WORK TO DO
Can you transcribe every record below exactly as it appears?

* Begin *

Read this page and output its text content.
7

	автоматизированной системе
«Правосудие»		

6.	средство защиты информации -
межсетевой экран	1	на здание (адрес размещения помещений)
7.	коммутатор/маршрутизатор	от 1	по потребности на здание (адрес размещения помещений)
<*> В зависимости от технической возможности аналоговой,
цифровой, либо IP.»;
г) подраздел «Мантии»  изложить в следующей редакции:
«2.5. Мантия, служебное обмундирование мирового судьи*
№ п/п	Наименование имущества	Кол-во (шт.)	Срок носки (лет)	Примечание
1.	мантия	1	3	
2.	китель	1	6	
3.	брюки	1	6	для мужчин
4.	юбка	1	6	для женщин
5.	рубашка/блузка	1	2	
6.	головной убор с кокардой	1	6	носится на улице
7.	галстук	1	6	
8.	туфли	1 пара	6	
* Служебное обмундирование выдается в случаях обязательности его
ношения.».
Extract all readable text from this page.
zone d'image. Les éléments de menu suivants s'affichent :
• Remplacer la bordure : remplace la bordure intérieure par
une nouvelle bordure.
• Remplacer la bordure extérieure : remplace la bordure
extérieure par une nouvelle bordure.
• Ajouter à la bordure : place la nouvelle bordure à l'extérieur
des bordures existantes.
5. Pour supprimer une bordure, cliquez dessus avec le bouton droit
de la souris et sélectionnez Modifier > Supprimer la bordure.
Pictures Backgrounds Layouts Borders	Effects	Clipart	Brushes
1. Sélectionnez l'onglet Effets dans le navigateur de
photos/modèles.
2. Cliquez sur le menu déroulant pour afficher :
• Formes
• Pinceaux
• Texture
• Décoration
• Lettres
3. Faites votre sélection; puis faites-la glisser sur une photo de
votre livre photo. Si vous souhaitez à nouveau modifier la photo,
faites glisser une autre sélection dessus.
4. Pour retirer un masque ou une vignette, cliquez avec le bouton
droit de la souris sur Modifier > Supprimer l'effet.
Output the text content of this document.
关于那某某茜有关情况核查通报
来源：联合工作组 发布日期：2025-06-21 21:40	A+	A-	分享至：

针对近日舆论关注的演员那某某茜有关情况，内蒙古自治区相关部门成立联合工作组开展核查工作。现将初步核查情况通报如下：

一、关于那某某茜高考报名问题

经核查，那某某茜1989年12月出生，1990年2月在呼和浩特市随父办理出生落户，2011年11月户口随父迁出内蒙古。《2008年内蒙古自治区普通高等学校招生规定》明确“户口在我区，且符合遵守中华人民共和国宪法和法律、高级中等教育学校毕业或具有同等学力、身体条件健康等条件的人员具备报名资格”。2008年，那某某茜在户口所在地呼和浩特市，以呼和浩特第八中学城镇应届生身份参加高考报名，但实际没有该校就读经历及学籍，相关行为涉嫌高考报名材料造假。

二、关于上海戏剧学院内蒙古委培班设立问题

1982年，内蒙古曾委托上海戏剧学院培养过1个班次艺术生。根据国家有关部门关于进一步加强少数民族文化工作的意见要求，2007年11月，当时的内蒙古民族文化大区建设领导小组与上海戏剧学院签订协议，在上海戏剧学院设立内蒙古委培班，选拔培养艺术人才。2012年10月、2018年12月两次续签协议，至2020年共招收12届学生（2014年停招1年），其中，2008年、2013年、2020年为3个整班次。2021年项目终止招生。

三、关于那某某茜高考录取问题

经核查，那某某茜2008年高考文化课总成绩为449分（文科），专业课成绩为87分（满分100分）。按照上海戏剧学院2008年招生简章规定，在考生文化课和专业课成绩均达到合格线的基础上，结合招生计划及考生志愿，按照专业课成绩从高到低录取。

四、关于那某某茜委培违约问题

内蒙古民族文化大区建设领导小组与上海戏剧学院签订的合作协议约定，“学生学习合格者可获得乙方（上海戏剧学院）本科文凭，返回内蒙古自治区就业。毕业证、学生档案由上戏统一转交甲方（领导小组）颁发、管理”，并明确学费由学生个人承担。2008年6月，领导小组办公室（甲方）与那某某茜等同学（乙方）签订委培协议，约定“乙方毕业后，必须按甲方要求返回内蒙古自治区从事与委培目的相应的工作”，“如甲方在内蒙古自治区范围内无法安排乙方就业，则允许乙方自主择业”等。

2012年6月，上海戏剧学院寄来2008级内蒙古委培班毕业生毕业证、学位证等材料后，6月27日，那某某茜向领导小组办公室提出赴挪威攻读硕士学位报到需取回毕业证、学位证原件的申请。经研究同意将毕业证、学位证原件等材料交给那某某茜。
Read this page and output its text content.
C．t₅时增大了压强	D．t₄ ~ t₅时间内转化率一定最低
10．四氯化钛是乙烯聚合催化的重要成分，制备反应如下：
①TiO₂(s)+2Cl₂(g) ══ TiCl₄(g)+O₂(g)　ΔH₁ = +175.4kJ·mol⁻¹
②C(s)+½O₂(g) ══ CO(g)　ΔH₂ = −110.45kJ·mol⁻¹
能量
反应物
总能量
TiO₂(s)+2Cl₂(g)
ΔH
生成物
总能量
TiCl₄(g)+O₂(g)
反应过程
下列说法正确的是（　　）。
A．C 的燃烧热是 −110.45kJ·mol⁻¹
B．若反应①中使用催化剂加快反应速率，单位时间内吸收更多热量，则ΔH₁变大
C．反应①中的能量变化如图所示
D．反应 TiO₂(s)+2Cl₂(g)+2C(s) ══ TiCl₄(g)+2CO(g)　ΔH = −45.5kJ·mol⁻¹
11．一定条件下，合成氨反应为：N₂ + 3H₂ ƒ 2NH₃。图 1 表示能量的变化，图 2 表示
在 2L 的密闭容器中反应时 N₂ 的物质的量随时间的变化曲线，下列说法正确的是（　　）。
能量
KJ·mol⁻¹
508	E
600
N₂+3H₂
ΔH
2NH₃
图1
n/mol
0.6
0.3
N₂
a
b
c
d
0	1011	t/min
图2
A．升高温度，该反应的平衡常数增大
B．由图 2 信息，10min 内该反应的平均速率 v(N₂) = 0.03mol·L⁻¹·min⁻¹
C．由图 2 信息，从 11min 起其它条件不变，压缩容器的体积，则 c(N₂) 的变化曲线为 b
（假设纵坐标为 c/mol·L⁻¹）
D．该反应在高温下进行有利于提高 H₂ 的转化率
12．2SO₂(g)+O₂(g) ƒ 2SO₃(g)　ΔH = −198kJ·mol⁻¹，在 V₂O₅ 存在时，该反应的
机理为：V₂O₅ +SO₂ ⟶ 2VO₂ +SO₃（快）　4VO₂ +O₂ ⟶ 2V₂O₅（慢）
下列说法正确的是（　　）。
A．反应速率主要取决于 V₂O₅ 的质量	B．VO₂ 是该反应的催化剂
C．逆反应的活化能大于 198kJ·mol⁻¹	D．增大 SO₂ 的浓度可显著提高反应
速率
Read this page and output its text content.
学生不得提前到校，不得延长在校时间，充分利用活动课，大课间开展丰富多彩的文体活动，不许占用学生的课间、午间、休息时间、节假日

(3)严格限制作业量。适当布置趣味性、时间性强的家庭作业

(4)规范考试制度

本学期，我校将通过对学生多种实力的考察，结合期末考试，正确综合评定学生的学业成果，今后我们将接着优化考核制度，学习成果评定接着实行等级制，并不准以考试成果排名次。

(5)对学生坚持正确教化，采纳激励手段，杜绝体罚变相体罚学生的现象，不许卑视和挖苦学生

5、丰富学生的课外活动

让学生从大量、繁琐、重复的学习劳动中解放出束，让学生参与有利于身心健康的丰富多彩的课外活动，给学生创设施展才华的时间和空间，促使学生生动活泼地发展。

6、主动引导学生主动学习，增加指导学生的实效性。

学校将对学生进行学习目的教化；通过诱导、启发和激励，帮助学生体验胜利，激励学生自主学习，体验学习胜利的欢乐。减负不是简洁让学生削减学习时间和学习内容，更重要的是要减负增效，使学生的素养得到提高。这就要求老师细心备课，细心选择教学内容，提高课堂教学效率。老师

* End *

WRITTEN ANSWER
Read this page and output its text content.
7

	автоматизированной системе
«Правосудие»		

6.	средство защиты информации -
межсетевой экран	1	на здание (адрес размещения помещений)
7.	коммутатор/маршрутизатор	от 1	по потребности на здание (адрес размещения помещений)
<*> В зависимости от технической возможности аналоговой,
цифровой, либо IP.»;
г) подраздел «Мантии»  изложить в следующей редакции:
«2.5. Мантия, служебное обмундирование мирового судьи*
№ п/п	Наименование имущества	Кол-во (шт.)	Срок носки (лет)	Примечание
1.	мантия	1	3	
2.	китель	1	6	
3.	брюки	1	6	для мужчин
4.	юбка	1	6	для женщин
5.	рубашка/блузка	1	2	
6.	головной убор с кокардой	1	6	носится на улице
7.	галстук	1	6	
8.	туфли	1 пара	6	
* Служебное обмундирование выдается в случаях обязательности его
ношения.».
Extract all readable text from this page.
zone d'image. Les éléments de menu suivants s'affichent :
• Remplacer la bordure : remplace la bordure intérieure par
une nouvelle bordure.
• Remplacer la bordure extérieure : remplace la bordure
extérieure par une nouvelle bordure.
• Ajouter à la bordure : place la nouvelle bordure à l'extérieur
des bordures existantes.
5. Pour supprimer une bordure, cliquez dessus avec le bouton droit
de la souris et sélectionnez Modifier > Supprimer la bordure.
Pictures Backgrounds Layouts Borders	Effects	Clipart	Brushes
1. Sélectionnez l'onglet Effets dans le navigateur de
photos/modèles.
2. Cliquez sur le menu déroulant pour afficher :
• Formes
• Pinceaux
• Texture
• Décoration
• Lettres
3. Faites votre sélection; puis faites-la glisser sur une photo de
votre livre photo. Si vous souhaitez à nouveau modifier la photo,
faites glisser une autre sélection dessus.
4. Pour retirer un masque ou une vignette, cliquez avec le bouton
droit de la souris sur Modifier > Supprimer l'effet.
Output the text content of this document.
关于那某某茜有关情况核查通报
来源：联合工作组 发布日期：2025-06-21 21:40	A+	A-	分享至：

针对近日舆论关注的演员那某某茜有关情况，内蒙古自治区相关部门成立联合工作组开展核查工作。现将初步核查情况通报如下：

一、关于那某某茜高考报名问题

经核查，那某某茜1989年12月出生，1990年2月在呼和浩特市随父办理出生落户，2011年11月户口随父迁出内蒙古。《2008年内蒙古自治区普通高等学校招生规定》明确“户口在我区，且符合遵守中华人民共和国宪法和法律、高级中等教育学校毕业或具有同等学力、身体条件健康等条件的人员具备报名资格”。2008年，那某某茜在户口所在地呼和浩特市，以呼和浩特第八中学城镇应届生身份参加高考报名，但实际没有该校就读经历及学籍，相关行为涉嫌高考报名材料造假。

二、关于上海戏剧学院内蒙古委培班设立问题

1982年，内蒙古曾委托上海戏剧学院培养过1个班次艺术生。根据国家有关部门关于进一步加强少数民族文化工作的意见要求，2007年11月，当时的内蒙古民族文化大区建设领导小组与上海戏剧学院签订协议，在上海戏剧学院设立内蒙古委培班，选拔培养艺术人才。2012年10月、2018年12月两次续签协议，至2020年共招收12届学生（2014年停招1年），其中，2008年、2013年、2020年为3个整班次。2021年项目终止招生。

三、关于那某某茜高考录取问题

经核查，那某某茜2008年高考文化课总成绩为449分（文科），专业课成绩为87分（满分100分）。按照上海戏剧学院2008年招生简章规定，在考生文化课和专业课成绩均达到合格线的基础上，结合招生计划及考生志愿，按照专业课成绩从高到低录取。

四、关于那某某茜委培违约问题

内蒙古民族文化大区建设领导小组与上海戏剧学院签订的合作协议约定，“学生学习合格者可获得乙方（上海戏剧学院）本科文凭，返回内蒙古自治区就业。毕业证、学生档案由上戏统一转交甲方（领导小组）颁发、管理”，并明确学费由学生个人承担。2008年6月，领导小组办公室（甲方）与那某某茜等同学（乙方）签订委培协议，约定“乙方毕业后，必须按甲方要求返回内蒙古自治区从事与委培目的相应的工作”，“如甲方在内蒙古自治区范围内无法安排乙方就业，则允许乙方自主择业”等。

2012年6月，上海戏剧学院寄来2008级内蒙古委培班毕业生毕业证、学位证等材料后，6月27日，那某某茜向领导小组办公室提出赴挪威攻读硕士学位报到需取回毕业证、学位证原件的申请。经研究同意将毕业证、学位证原件等材料交给那某某茜。
Read this page and output its text content.
C．t₅时增大了压强	D．t₄ ~ t₅时间内转化率一定最低
10．四氯化钛是乙烯聚合催化的重要成分，制备反应如下：
①TiO₂(s)+2Cl₂(g) ══ TiCl₄(g)+O₂(g)　ΔH₁ = +175.4kJ·mol⁻¹
②C(s)+½O₂(g) ══ CO(g)　ΔH₂ = −110.45kJ·mol⁻¹
能量
反应物
总能量
TiO₂(s)+2Cl₂(g)
ΔH
生成物
总能量
TiCl₄(g)+O₂(g)
反应过程
下列说法正确的是（　　）。
A．C 的燃烧热是 −110.45kJ·mol⁻¹
B．若反应①中使用催化剂加快反应速率，单位时间内吸收更多热量，则ΔH₁变大
C．反应①中的能量变化如图所示
D．反应 TiO₂(s)+2Cl₂(g)+2C(s) ══ TiCl₄(g)+2CO(g)　ΔH = −45.5kJ·mol⁻¹
11．一定条件下，合成氨反应为：N₂ + 3H₂ ƒ 2NH₃。图 1 表示能量的变化，图 2 表示
在 2L 的密闭容器中反应时 N₂ 的物质的量随时间的变化曲线，下列说法正确的是（　　）。
能量
KJ·mol⁻¹
508	E
600
N₂+3H₂
ΔH
2NH₃
图1
n/mol
0.6
0.3
N₂
a
b
c
d
0	1011	t/min
图2
A．升高温度，该反应的平衡常数增大
B．由图 2 信息，10min 内该反应的平均速率 v(N₂) = 0.03mol·L⁻¹·min⁻¹
C．由图 2 信息，从 11min 起其它条件不变，压缩容器的体积，则 c(N₂) 的变化曲线为 b
（假设纵坐标为 c/mol·L⁻¹）
D．该反应在高温下进行有利于提高 H₂ 的转化率
12．2SO₂(g)+O₂(g) ƒ 2SO₃(g)　ΔH = −198kJ·mol⁻¹，在 V₂O₅ 存在时，该反应的
机理为：V₂O₅ +SO₂ ⟶ 2VO₂ +SO₃（快）　4VO₂ +O₂ ⟶ 2V₂O₅（慢）
下列说法正确的是（　　）。
A．反应速率主要取决于 V₂O₅ 的质量	B．VO₂ 是该反应的催化剂
C．逆反应的活化能大于 198kJ·mol⁻¹	D．增大 SO₂ 的浓度可显著提高反应
速率
Read this page and output its text content.
学生不得提前到校，不得延长在校时间，充分利用活动课，大课间开展丰富多彩的文体活动，不许占用学生的课间、午间、休息时间、节假日

(3)严格限制作业量。适当布置趣味性、时间性强的家庭作业

(4)规范考试制度

本学期，我校将通过对学生多种实力的考察，结合期末考试，正确综合评定学生的学业成果，今后我们将接着优化考核制度，学习成果评定接着实行等级制，并不准以考试成果排名次。

(5)对学生坚持正确教化，采纳激励手段，杜绝体罚变相体罚学生的现象，不许卑视和挖苦学生

5、丰富学生的课外活动

让学生从大量、繁琐、重复的学习劳动中解放出束，让学生参与有利于身心健康的丰富多彩的课外活动，给学生创设施展才华的时间和空间，促使学生生动活泼地发展。

6、主动引导学生主动学习，增加指导学生的实效性。

学校将对学生进行学习目的教化；通过诱导、启发和激励，帮助学生体验胜利，激励学生自主学习，体验学习胜利的欢乐。减负不是简洁让学生削减学习时间和学习内容，更重要的是要减负增效，使学生的素养得到提高。这就要求老师细心备课，细心选择教学内容，提高课堂教学效率。老师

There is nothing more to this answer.